- [Extrait du texte]
Combien de gens dans la salle sont là parce que j’en ai parlé dans un article ou en ondes? Un débat public important qui ne lève pas, même si on essaie de démontrer son importance. Ploguer une mauvaise émission du réseau parce que les patrons insistent. Avoir des clics quand on parle de la robe d’une vedette. Partager un vidéo d’un truc «dont on n’en reviendra pas».

L’impact ou le rôle des médias est parfois bien intangible. Quand Jeff Fillion ou Sylvain Bouchard disent qu’ils n’ont pas autant d’influence que certains le prétendent, je ne doute pas qu’ils le pensent vraiment, même s’ils en ont.

L’impact ou l’influence médiatique est difficilement discernable. Les BBM et compagnie sont une méthode merdique de le faire et ça ne vaut pas grand-chose, mais c’est à peu près tout ce qui existe avec les commentaires ici et là provenant de lecteurs ou d’auditeurs.

Lorsque je suis passé dans le tordeur des compressions de Radio-Canada le printemps dernier, j’ai eu cette impression de faire un métier qui manquait de concret. C’est toujours cette envie de participer à une démocratisation du savoir, à nourrir les débats et à mettre en lumières des artistes ou des enjeux méconnus qui m’a motivé. Le droit de réserve qu’oblige ce métier me donne parfois l’impression d’être étrangement inactif dans certains débats, de ne pas participer concrètement à une lutte, d’être plus spectateur qu’acteur.

Je crois ardemment à l’idéal médiatique. Dans sa pratique, toutefois, il y a parfois quelque chose de frustrant ou de démoralisant. Je n’ai jamais fait ce métier pour ploguer des produits et encore moins pour devenir moi-même un produit.

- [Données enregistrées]
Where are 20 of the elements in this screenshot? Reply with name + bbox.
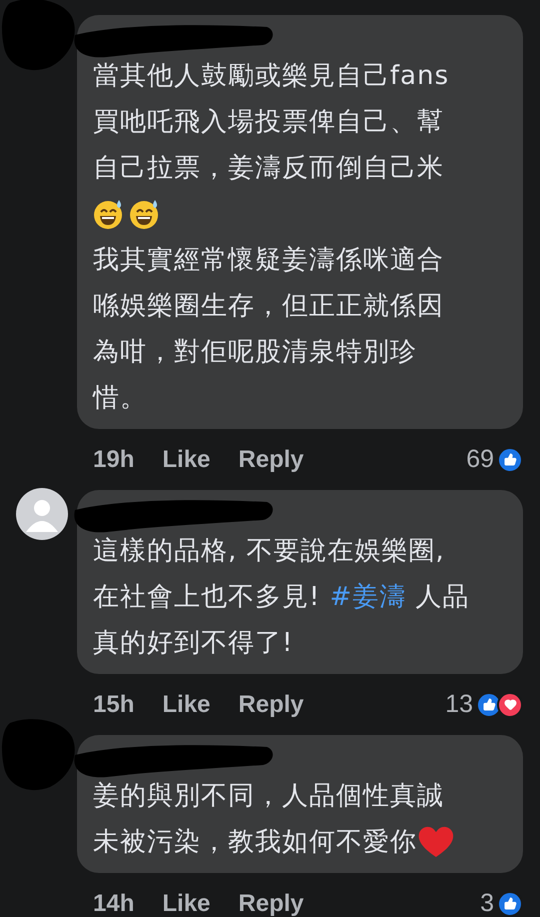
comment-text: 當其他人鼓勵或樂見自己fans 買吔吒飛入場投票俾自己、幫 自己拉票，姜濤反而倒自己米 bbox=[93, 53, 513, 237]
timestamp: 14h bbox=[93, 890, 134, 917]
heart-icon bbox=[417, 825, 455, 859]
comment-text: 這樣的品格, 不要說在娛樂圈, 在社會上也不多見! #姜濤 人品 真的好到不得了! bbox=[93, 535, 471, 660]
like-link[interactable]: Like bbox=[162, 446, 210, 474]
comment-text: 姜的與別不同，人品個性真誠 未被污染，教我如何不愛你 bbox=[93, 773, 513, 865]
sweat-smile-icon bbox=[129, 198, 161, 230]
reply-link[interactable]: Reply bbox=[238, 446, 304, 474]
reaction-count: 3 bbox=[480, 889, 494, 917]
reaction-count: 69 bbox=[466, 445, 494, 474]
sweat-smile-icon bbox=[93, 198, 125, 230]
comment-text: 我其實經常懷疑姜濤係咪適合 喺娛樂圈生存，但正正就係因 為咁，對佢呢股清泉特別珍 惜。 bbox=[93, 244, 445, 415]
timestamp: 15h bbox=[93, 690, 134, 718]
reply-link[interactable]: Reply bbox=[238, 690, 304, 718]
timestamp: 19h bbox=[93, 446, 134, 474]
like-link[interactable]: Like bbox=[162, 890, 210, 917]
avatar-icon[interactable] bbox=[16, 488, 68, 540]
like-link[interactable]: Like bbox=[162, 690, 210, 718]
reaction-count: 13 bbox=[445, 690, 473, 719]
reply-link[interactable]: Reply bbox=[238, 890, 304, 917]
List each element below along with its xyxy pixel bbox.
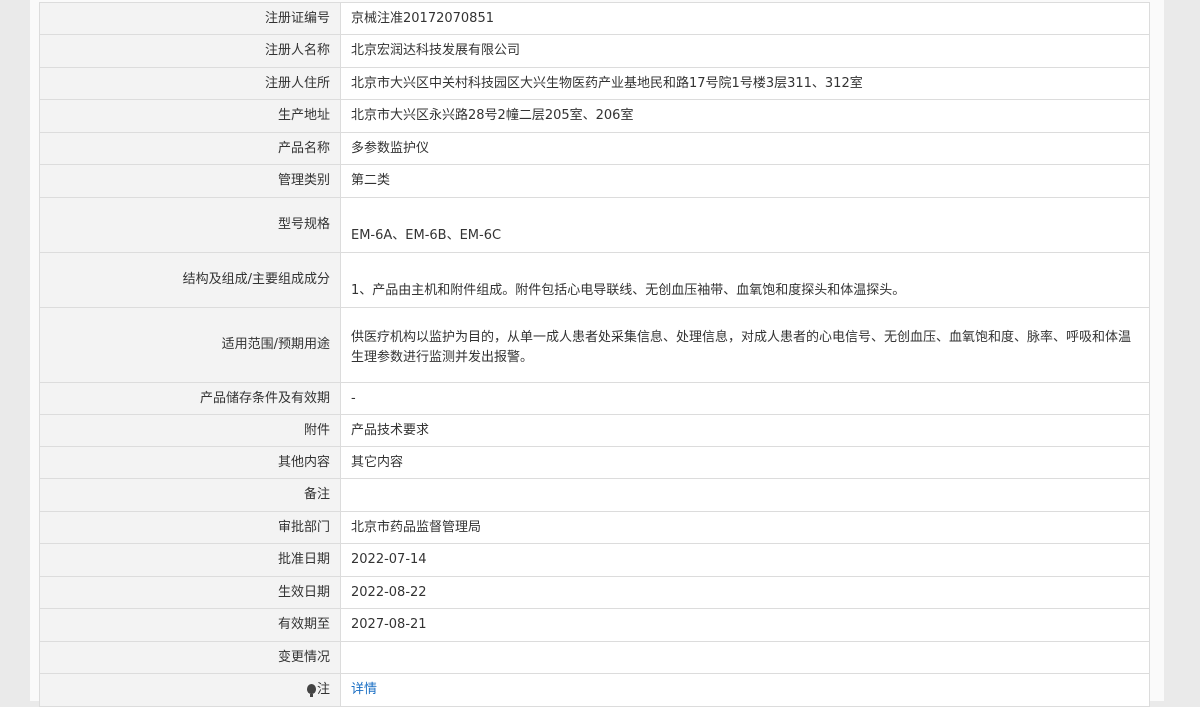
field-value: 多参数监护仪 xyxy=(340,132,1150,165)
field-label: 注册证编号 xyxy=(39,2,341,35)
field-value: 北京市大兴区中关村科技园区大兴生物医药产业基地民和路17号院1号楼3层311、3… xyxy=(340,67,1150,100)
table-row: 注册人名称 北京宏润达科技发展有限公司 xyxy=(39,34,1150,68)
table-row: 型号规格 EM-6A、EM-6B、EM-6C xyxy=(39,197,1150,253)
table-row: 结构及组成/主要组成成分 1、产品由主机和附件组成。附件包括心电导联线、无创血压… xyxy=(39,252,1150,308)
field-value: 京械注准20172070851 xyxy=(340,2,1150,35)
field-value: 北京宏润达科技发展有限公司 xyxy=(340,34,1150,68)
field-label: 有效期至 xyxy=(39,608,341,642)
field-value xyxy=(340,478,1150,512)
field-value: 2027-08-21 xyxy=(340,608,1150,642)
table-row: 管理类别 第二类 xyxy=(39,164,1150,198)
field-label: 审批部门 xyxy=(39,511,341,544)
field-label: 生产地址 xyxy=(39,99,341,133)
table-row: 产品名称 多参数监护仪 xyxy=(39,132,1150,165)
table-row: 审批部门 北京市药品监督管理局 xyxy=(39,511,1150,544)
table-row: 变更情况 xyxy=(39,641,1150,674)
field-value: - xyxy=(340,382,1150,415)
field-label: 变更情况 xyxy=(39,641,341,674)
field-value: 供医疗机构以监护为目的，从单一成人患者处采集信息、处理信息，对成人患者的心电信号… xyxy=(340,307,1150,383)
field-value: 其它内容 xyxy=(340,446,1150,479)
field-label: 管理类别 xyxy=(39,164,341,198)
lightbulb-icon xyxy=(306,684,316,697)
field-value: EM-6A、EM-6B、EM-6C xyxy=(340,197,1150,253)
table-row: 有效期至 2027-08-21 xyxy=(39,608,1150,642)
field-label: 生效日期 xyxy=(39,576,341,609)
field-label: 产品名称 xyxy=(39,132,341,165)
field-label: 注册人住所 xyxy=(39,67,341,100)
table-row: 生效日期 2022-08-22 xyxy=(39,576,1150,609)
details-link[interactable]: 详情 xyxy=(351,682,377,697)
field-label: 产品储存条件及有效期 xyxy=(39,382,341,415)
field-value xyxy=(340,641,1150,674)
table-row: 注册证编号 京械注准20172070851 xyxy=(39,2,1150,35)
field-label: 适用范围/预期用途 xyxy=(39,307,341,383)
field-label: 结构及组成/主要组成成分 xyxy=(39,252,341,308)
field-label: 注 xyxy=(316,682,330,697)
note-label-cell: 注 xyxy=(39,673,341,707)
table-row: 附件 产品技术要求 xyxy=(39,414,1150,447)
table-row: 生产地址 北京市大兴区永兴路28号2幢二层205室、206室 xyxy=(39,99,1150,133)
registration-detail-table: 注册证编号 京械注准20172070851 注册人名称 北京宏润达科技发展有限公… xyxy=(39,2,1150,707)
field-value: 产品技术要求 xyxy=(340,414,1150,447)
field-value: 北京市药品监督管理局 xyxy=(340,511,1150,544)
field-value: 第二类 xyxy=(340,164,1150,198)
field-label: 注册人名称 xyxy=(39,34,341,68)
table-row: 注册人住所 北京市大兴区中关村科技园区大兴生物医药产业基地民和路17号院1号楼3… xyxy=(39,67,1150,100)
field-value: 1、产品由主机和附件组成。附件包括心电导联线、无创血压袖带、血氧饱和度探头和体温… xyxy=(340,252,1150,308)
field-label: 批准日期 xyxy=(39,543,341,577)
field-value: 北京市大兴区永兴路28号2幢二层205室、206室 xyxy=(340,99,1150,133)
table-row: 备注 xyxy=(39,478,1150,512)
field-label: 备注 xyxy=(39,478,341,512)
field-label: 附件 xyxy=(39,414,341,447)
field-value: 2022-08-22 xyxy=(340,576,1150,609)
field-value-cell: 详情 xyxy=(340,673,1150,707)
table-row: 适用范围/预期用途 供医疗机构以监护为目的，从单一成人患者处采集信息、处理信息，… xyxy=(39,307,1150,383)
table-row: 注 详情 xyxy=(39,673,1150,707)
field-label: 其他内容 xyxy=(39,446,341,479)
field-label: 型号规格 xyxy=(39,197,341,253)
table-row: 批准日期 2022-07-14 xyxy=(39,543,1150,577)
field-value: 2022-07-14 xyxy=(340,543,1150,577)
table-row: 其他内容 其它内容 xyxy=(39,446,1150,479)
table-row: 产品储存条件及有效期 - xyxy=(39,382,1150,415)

- [Consigne] Rédigez la suite du texte sur l'influence des médias en reprenant juste après sa dernière phrase.

- [Réponse finale]
Puis bang! Ce matin, un événement qui m’hypnotise: les attentats au Charlie Hebdo. L’impact d’un média qui pète en pleine face. Oui, ça peut avoir un tel effet. Jusqu’à ce point-là. Il y a quelque chose de surréaliste, mais c’est ça.

Je ne crois pas que j’assumerais tout ce qu’a pu publier le Charlie Hebdo – je n’étais pas un lecteur, si ce n’est de l’avoir déjà feuilleté quelques fois et vu des trucs qu’ils ont fait à gauche (surtout) et à droite, sur Internet. Mais l’idée n’est pas d’appuyer tant les propos du média que ce que ça représente.

La mort des artisans du Charlie Hebdo me ramène à l’importance des médias, à leur rôle essentiel dans le débat public, dans le brassage d’idées.

À tous mes collègues qui déterrent des histoires que plusieurs voudraient laisser sous terre, à tous mes collègues qui donnent leur opinion, même les plus imbéciles, à tous mes collègues qui tourne en dérision des moments tragiques avec leur plume, à tous mes collègues qui mettent le doigt sur le bobo, même lorsqu’ils se trompent de bobo ou ne pèsent pas au bon endroit, voyez comment notre travail a un impact concret.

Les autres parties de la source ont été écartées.